### Data for processing ###

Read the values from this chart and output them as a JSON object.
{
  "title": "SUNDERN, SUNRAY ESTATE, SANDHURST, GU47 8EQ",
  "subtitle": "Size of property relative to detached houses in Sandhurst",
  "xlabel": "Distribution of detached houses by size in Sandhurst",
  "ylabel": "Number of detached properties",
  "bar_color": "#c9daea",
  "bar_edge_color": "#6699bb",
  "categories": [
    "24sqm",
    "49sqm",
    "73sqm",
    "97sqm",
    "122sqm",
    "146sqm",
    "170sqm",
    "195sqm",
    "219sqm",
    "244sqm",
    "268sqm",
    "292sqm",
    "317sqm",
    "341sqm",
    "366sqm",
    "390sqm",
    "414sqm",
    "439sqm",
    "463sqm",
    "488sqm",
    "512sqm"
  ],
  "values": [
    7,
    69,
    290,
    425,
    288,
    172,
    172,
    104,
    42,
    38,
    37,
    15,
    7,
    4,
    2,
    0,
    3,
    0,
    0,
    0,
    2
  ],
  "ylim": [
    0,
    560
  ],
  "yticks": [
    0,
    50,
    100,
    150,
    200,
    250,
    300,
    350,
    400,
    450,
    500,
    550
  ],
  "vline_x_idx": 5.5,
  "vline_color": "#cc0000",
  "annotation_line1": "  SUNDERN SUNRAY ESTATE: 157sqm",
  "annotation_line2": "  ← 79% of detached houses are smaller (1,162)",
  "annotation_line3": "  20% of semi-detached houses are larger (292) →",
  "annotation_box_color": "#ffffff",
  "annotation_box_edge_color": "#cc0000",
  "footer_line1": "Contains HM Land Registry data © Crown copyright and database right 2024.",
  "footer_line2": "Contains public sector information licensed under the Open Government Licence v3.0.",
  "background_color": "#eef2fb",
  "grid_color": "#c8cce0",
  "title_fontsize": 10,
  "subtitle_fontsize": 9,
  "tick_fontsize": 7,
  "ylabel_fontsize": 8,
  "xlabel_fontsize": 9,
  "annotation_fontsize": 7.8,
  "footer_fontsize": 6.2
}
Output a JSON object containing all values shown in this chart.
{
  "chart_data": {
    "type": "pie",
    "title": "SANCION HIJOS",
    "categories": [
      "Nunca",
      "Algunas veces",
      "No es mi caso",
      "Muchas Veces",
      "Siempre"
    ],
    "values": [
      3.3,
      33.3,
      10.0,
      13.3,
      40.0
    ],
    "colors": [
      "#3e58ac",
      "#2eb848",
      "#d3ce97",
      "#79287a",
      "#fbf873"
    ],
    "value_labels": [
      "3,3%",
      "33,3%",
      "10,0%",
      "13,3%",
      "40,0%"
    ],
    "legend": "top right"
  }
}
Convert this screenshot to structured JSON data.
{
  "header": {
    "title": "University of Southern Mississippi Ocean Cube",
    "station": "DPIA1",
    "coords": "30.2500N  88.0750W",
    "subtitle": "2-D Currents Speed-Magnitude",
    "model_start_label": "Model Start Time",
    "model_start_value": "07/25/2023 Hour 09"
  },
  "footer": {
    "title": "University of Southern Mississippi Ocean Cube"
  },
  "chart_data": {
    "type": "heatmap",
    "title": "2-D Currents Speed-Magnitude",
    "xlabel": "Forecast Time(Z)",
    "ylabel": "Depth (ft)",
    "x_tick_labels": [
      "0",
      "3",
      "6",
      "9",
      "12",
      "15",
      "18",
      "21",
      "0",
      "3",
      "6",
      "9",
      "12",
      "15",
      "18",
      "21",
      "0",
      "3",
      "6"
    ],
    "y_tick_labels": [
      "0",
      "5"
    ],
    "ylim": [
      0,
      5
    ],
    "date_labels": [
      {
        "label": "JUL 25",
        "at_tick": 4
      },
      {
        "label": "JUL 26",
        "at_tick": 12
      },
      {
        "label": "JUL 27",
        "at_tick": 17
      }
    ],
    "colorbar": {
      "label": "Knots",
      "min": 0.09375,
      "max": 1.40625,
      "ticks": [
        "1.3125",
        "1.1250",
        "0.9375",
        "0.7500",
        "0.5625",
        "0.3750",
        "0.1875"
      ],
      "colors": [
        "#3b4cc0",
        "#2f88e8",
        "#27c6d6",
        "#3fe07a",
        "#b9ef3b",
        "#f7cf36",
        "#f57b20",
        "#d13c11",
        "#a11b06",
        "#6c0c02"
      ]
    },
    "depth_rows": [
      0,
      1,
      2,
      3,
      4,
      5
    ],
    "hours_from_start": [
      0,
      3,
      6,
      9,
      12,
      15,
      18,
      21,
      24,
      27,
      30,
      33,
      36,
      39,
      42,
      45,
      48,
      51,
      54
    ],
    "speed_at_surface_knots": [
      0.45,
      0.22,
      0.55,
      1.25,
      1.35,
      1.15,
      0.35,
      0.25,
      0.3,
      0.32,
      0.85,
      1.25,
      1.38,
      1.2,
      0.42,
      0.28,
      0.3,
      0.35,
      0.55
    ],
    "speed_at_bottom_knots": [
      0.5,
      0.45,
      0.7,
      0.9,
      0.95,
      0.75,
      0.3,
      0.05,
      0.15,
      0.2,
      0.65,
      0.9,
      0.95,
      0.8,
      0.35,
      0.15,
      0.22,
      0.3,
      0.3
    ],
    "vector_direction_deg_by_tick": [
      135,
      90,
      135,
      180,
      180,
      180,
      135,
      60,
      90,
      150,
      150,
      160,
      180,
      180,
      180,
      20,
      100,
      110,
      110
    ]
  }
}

###

Challenge -> Please output the entire listing exactly as it stands.

Full answer ->
Read the values from this chart and output them as a JSON object.
{
  "title": "SUNDERN, SUNRAY ESTATE, SANDHURST, GU47 8EQ",
  "subtitle": "Size of property relative to detached houses in Sandhurst",
  "xlabel": "Distribution of detached houses by size in Sandhurst",
  "ylabel": "Number of detached properties",
  "bar_color": "#c9daea",
  "bar_edge_color": "#6699bb",
  "categories": [
    "24sqm",
    "49sqm",
    "73sqm",
    "97sqm",
    "122sqm",
    "146sqm",
    "170sqm",
    "195sqm",
    "219sqm",
    "244sqm",
    "268sqm",
    "292sqm",
    "317sqm",
    "341sqm",
    "366sqm",
    "390sqm",
    "414sqm",
    "439sqm",
    "463sqm",
    "488sqm",
    "512sqm"
  ],
  "values": [
    7,
    69,
    290,
    425,
    288,
    172,
    172,
    104,
    42,
    38,
    37,
    15,
    7,
    4,
    2,
    0,
    3,
    0,
    0,
    0,
    2
  ],
  "ylim": [
    0,
    560
  ],
  "yticks": [
    0,
    50,
    100,
    150,
    200,
    250,
    300,
    350,
    400,
    450,
    500,
    550
  ],
  "vline_x_idx": 5.5,
  "vline_color": "#cc0000",
  "annotation_line1": "  SUNDERN SUNRAY ESTATE: 157sqm",
  "annotation_line2": "  ← 79% of detached houses are smaller (1,162)",
  "annotation_line3": "  20% of semi-detached houses are larger (292) →",
  "annotation_box_color": "#ffffff",
  "annotation_box_edge_color": "#cc0000",
  "footer_line1": "Contains HM Land Registry data © Crown copyright and database right 2024.",
  "footer_line2": "Contains public sector information licensed under the Open Government Licence v3.0.",
  "background_color": "#eef2fb",
  "grid_color": "#c8cce0",
  "title_fontsize": 10,
  "subtitle_fontsize": 9,
  "tick_fontsize": 7,
  "ylabel_fontsize": 8,
  "xlabel_fontsize": 9,
  "annotation_fontsize": 7.8,
  "footer_fontsize": 6.2
}
Output a JSON object containing all values shown in this chart.
{
  "chart_data": {
    "type": "pie",
    "title": "SANCION HIJOS",
    "categories": [
      "Nunca",
      "Algunas veces",
      "No es mi caso",
      "Muchas Veces",
      "Siempre"
    ],
    "values": [
      3.3,
      33.3,
      10.0,
      13.3,
      40.0
    ],
    "colors": [
      "#3e58ac",
      "#2eb848",
      "#d3ce97",
      "#79287a",
      "#fbf873"
    ],
    "value_labels": [
      "3,3%",
      "33,3%",
      "10,0%",
      "13,3%",
      "40,0%"
    ],
    "legend": "top right"
  }
}
Convert this screenshot to structured JSON data.
{
  "header": {
    "title": "University of Southern Mississippi Ocean Cube",
    "station": "DPIA1",
    "coords": "30.2500N  88.0750W",
    "subtitle": "2-D Currents Speed-Magnitude",
    "model_start_label": "Model Start Time",
    "model_start_value": "07/25/2023 Hour 09"
  },
  "footer": {
    "title": "University of Southern Mississippi Ocean Cube"
  },
  "chart_data": {
    "type": "heatmap",
    "title": "2-D Currents Speed-Magnitude",
    "xlabel": "Forecast Time(Z)",
    "ylabel": "Depth (ft)",
    "x_tick_labels": [
      "0",
      "3",
      "6",
      "9",
      "12",
      "15",
      "18",
      "21",
      "0",
      "3",
      "6",
      "9",
      "12",
      "15",
      "18",
      "21",
      "0",
      "3",
      "6"
    ],
    "y_tick_labels": [
      "0",
      "5"
    ],
    "ylim": [
      0,
      5
    ],
    "date_labels": [
      {
        "label": "JUL 25",
        "at_tick": 4
      },
      {
        "label": "JUL 26",
        "at_tick": 12
      },
      {
        "label": "JUL 27",
        "at_tick": 17
      }
    ],
    "colorbar": {
      "label": "Knots",
      "min": 0.09375,
      "max": 1.40625,
      "ticks": [
        "1.3125",
        "1.1250",
        "0.9375",
        "0.7500",
        "0.5625",
        "0.3750",
        "0.1875"
      ],
      "colors": [
        "#3b4cc0",
        "#2f88e8",
        "#27c6d6",
        "#3fe07a",
        "#b9ef3b",
        "#f7cf36",
        "#f57b20",
        "#d13c11",
        "#a11b06",
        "#6c0c02"
      ]
    },
    "depth_rows": [
      0,
      1,
      2,
      3,
      4,
      5
    ],
    "hours_from_start": [
      0,
      3,
      6,
      9,
      12,
      15,
      18,
      21,
      24,
      27,
      30,
      33,
      36,
      39,
      42,
      45,
      48,
      51,
      54
    ],
    "speed_at_surface_knots": [
      0.45,
      0.22,
      0.55,
      1.25,
      1.35,
      1.15,
      0.35,
      0.25,
      0.3,
      0.32,
      0.85,
      1.25,
      1.38,
      1.2,
      0.42,
      0.28,
      0.3,
      0.35,
      0.55
    ],
    "speed_at_bottom_knots": [
      0.5,
      0.45,
      0.7,
      0.9,
      0.95,
      0.75,
      0.3,
      0.05,
      0.15,
      0.2,
      0.65,
      0.9,
      0.95,
      0.8,
      0.35,
      0.15,
      0.22,
      0.3,
      0.3
    ],
    "vector_direction_deg_by_tick": [
      135,
      90,
      135,
      180,
      180,
      180,
      135,
      60,
      90,
      150,
      150,
      160,
      180,
      180,
      180,
      20,
      100,
      110,
      110
    ]
  }
}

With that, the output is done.